**ASSIGNED TASK:**
Determine the number of lines in the following entries that hold the word "oriented". Give only that number.

(RECORDS SHOWN)

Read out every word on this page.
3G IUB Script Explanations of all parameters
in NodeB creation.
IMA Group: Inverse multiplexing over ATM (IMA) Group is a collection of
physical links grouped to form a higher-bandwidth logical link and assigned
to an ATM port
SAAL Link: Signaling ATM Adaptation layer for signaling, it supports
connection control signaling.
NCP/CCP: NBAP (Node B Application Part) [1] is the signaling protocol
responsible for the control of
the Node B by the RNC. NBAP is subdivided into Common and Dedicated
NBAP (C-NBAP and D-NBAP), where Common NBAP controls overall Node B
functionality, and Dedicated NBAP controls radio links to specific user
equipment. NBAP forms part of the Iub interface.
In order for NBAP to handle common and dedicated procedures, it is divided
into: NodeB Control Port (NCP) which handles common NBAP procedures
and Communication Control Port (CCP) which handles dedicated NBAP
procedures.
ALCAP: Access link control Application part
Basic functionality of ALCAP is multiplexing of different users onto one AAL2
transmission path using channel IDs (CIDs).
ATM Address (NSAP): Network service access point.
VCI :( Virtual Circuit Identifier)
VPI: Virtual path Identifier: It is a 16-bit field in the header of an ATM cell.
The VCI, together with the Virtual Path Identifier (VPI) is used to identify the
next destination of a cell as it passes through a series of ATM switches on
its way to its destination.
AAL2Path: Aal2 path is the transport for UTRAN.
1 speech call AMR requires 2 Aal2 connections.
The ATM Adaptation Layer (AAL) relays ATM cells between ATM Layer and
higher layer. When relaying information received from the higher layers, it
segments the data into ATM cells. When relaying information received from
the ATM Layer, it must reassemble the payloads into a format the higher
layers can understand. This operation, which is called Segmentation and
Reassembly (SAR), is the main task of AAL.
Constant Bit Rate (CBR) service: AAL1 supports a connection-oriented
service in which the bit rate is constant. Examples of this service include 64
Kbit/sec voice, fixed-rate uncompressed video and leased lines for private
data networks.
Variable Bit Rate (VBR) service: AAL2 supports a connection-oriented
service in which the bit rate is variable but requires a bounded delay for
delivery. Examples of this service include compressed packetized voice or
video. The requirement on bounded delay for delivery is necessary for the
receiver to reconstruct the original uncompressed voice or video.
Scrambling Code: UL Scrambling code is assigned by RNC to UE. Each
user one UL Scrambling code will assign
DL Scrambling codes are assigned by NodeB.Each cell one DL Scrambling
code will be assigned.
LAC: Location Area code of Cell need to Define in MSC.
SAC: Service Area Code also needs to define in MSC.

(End RECORDS SHOWN)

**REPLY TO THE EXERCISE:**
2